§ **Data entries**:
◇ ◇ ◇ ◇ ◇ ◇ ◇

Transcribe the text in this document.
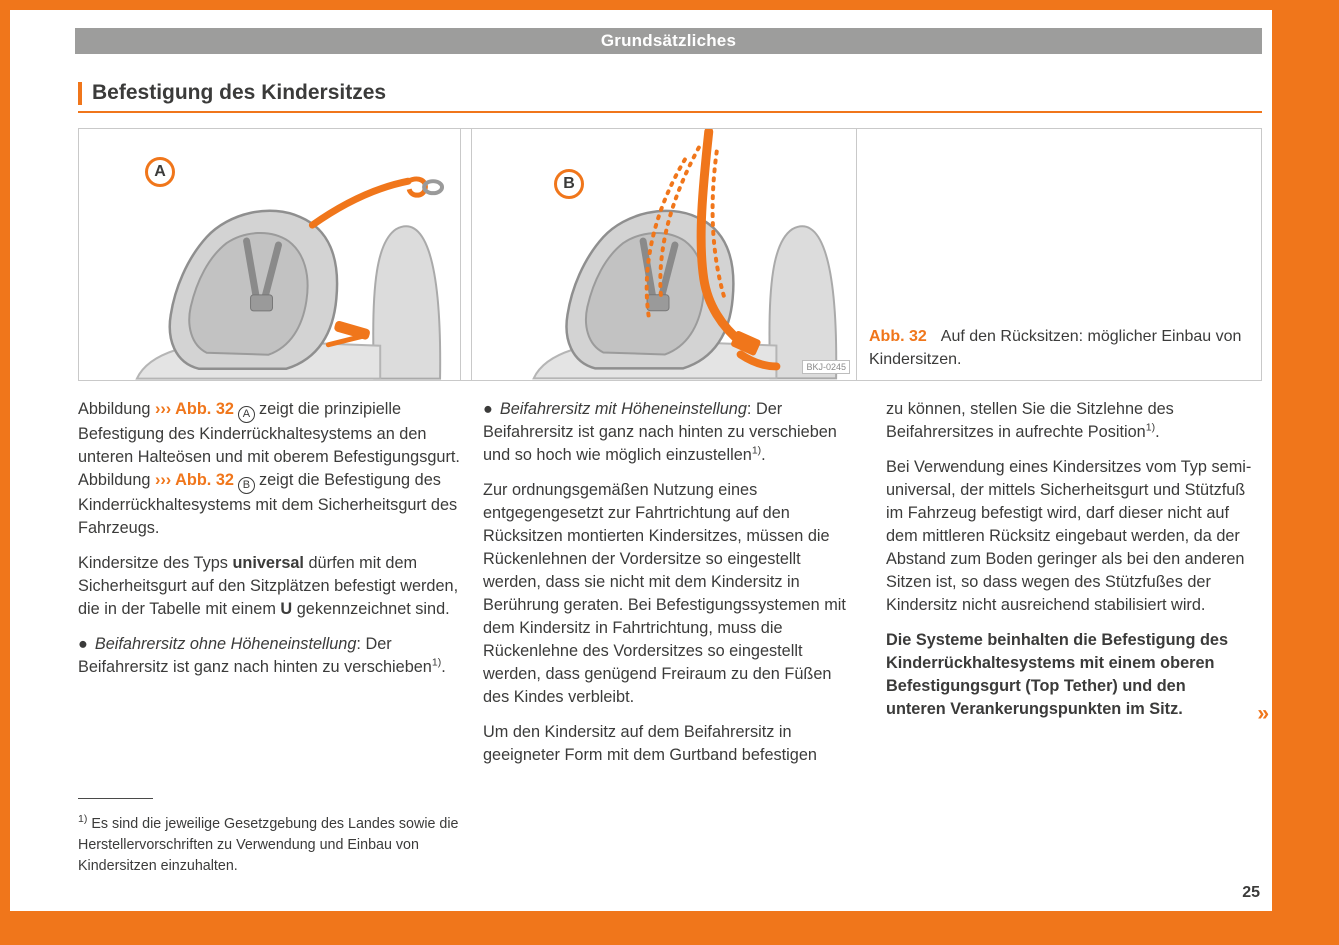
Grundsätzliches
Befestigung des Kindersitzes
A
B
BKJ-0245
Abb. 32 Auf den Rücksitzen: möglicher Einbau von Kindersitzen.

Abbildung ››› Abb. 32 A zeigt die prinzipielle Befestigung des Kinderrückhaltesystems an den unteren Halteösen und mit oberem Befestigungsgurt. Abbildung ››› Abb. 32 B zeigt die Befestigung des Kinderrückhaltesystems mit dem Sicherheitsgurt des Fahrzeugs.

Kindersitze des Typs universal dürfen mit dem Sicherheitsgurt auf den Sitzplätzen befestigt werden, die in der Tabelle mit einem U gekennzeichnet sind.

● Beifahrersitz ohne Höheneinstellung: Der Beifahrersitz ist ganz nach hinten zu verschieben$^{1)}$.

● Beifahrersitz mit Höheneinstellung: Der Beifahrersitz ist ganz nach hinten zu verschieben und so hoch wie möglich einzustellen$^{1)}$.

Zur ordnungsgemäßen Nutzung eines entgegengesetzt zur Fahrtrichtung auf den Rücksitzen montierten Kindersitzes, müssen die Rückenlehnen der Vordersitze so eingestellt werden, dass sie nicht mit dem Kindersitz in Berührung geraten. Bei Befestigungssystemen mit dem Kindersitz in Fahrtrichtung, muss die Rückenlehne des Vordersitzes so eingestellt werden, dass genügend Freiraum zu den Füßen des Kindes verbleibt.

Um den Kindersitz auf dem Beifahrersitz in geeigneter Form mit dem Gurtband befestigen

zu können, stellen Sie die Sitzlehne des Beifahrersitzes in aufrechte Position$^{1)}$.

Bei Verwendung eines Kindersitzes vom Typ semi-universal, der mittels Sicherheitsgurt und Stützfuß im Fahrzeug befestigt wird, darf dieser nicht auf dem mittleren Rücksitz eingebaut werden, da der Abstand zum Boden geringer als bei den anderen Sitzen ist, so dass wegen des Stützfußes der Kindersitz nicht ausreichend stabilisiert wird.

Die Systeme beinhalten die Befestigung des Kinderrückhaltesystems mit einem oberen Befestigungsgurt (Top Tether) und den unteren Verankerungspunkten im Sitz.	»

$^{1)}$ Es sind die jeweilige Gesetzgebung des Landes sowie die Herstellervorschriften zu Verwendung und Einbau von Kindersitzen einzuhalten.

25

◇ ◇ ◇ ◇ ◇ ◇ ◇

Looking at the records above, work out how many lines include the word "sind", then give that number by itself.

§ **EXERCISE RESPONSE**:
2